(A run of records)
####

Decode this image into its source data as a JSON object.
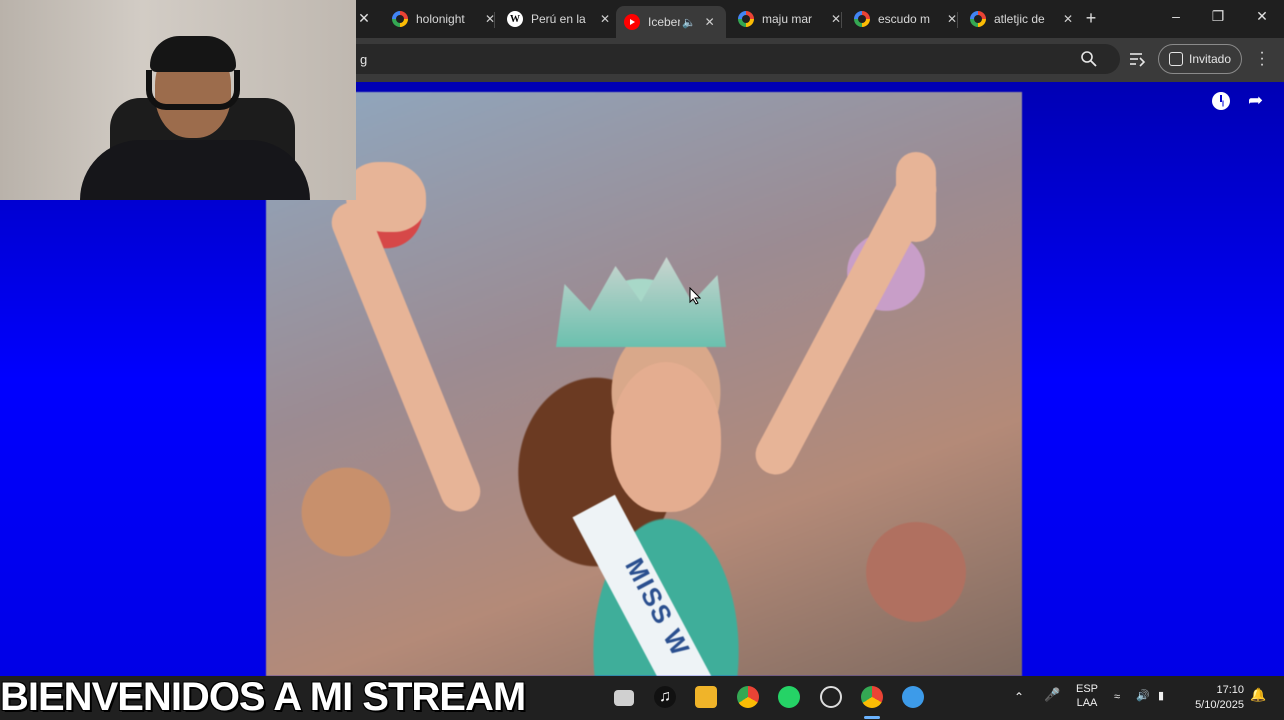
{
  "browser": {
    "tabs": [
      {
        "title": "holonight",
        "favicon": "google-icon"
      },
      {
        "title": "Perú en la",
        "favicon": "wikipedia-icon"
      },
      {
        "title": "Iceber",
        "favicon": "youtube-icon",
        "active": true,
        "audio": true
      },
      {
        "title": "maju mar",
        "favicon": "google-icon"
      },
      {
        "title": "escudo m",
        "favicon": "google-icon"
      },
      {
        "title": "atletjic de",
        "favicon": "google-icon"
      }
    ],
    "new_tab_glyph": "+",
    "address_text": "g",
    "profile_label": "Invitado"
  },
  "video": {
    "sash_text": "MISS W"
  },
  "overlay": {
    "banner_text": "BIENVENIDOS A MI STREAM"
  },
  "taskbar": {
    "language_top": "ESP",
    "language_bottom": "LAA",
    "time": "17:10",
    "date": "5/10/2025"
  },
  "colors": {
    "page_background": "#0000ff",
    "tab_strip": "#1f1f1f",
    "active_tab": "#3a3a3a",
    "taskbar": "#202020"
  }
}
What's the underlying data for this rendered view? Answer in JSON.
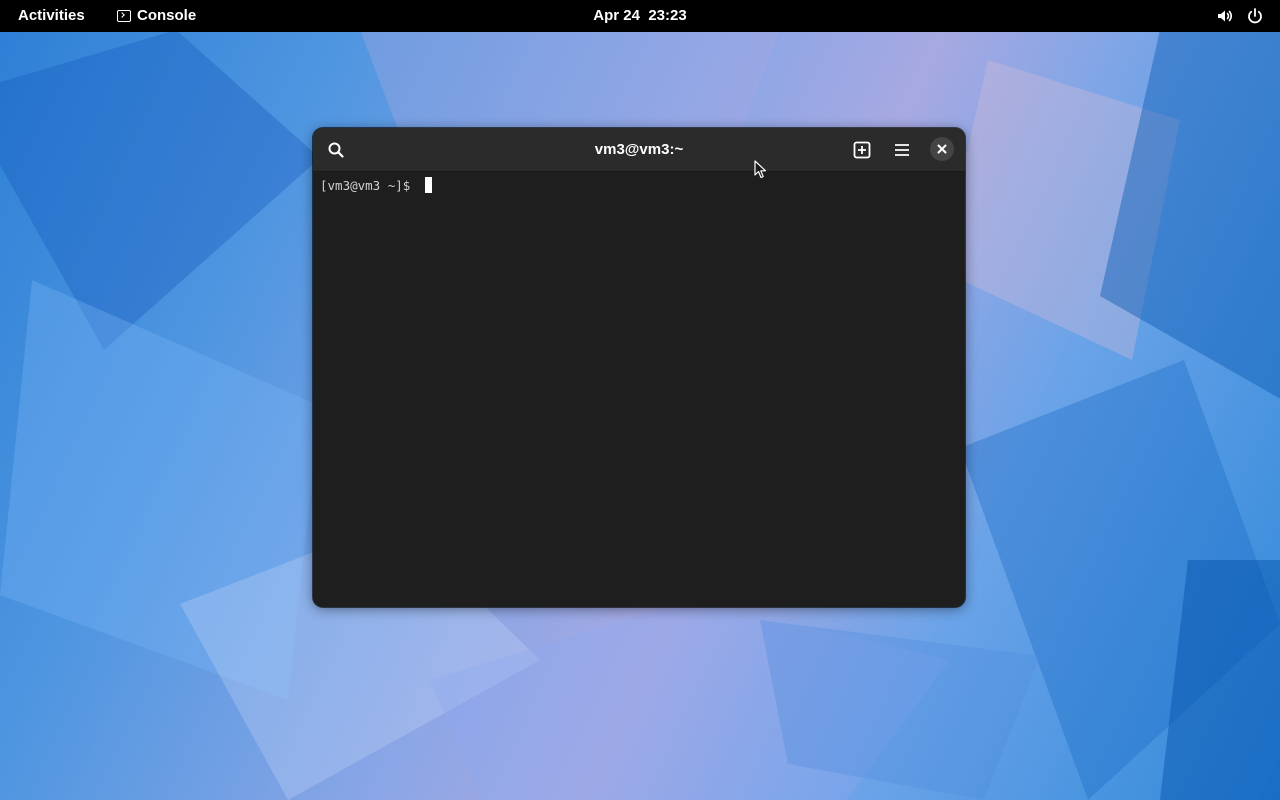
{
  "topbar": {
    "activities_label": "Activities",
    "app_menu_label": "Console",
    "clock": "Apr 24  23:23",
    "tray_icons": [
      "volume-icon",
      "power-icon"
    ]
  },
  "window": {
    "title": "vm3@vm3:~",
    "header_icons": [
      "search-icon",
      "new-tab-icon",
      "hamburger-menu-icon",
      "close-icon"
    ],
    "terminal": {
      "prompt": "[vm3@vm3 ~]$ "
    }
  },
  "colors": {
    "topbar_bg": "#000000",
    "headerbar_bg": "#2b2b2b",
    "terminal_bg": "#1e1e1e",
    "terminal_fg": "#d0d0d0"
  }
}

####

▸ What you have to do
Output the records above exactly; leave out the pictures.

▸ Exercise answer
Decode this image into its source data as a JSON object.
{
  "browser": {
    "tabs": [
      {
        "title": "holonight",
        "favicon": "google-icon"
      },
      {
        "title": "Perú en la",
        "favicon": "wikipedia-icon"
      },
      {
        "title": "Iceber",
        "favicon": "youtube-icon",
        "active": true,
        "audio": true
      },
      {
        "title": "maju mar",
        "favicon": "google-icon"
      },
      {
        "title": "escudo m",
        "favicon": "google-icon"
      },
      {
        "title": "atletjic de",
        "favicon": "google-icon"
      }
    ],
    "new_tab_glyph": "+",
    "address_text": "g",
    "profile_label": "Invitado"
  },
  "video": {
    "sash_text": "MISS W"
  },
  "overlay": {
    "banner_text": "BIENVENIDOS A MI STREAM"
  },
  "taskbar": {
    "language_top": "ESP",
    "language_bottom": "LAA",
    "time": "17:10",
    "date": "5/10/2025"
  },
  "colors": {
    "page_background": "#0000ff",
    "tab_strip": "#1f1f1f",
    "active_tab": "#3a3a3a",
    "taskbar": "#202020"
  }
}
What's the underlying data for this rendered view? Answer in JSON.
{
  "topbar": {
    "activities_label": "Activities",
    "app_menu_label": "Console",
    "clock": "Apr 24  23:23",
    "tray_icons": [
      "volume-icon",
      "power-icon"
    ]
  },
  "window": {
    "title": "vm3@vm3:~",
    "header_icons": [
      "search-icon",
      "new-tab-icon",
      "hamburger-menu-icon",
      "close-icon"
    ],
    "terminal": {
      "prompt": "[vm3@vm3 ~]$ "
    }
  },
  "colors": {
    "topbar_bg": "#000000",
    "headerbar_bg": "#2b2b2b",
    "terminal_bg": "#1e1e1e",
    "terminal_fg": "#d0d0d0"
  }
}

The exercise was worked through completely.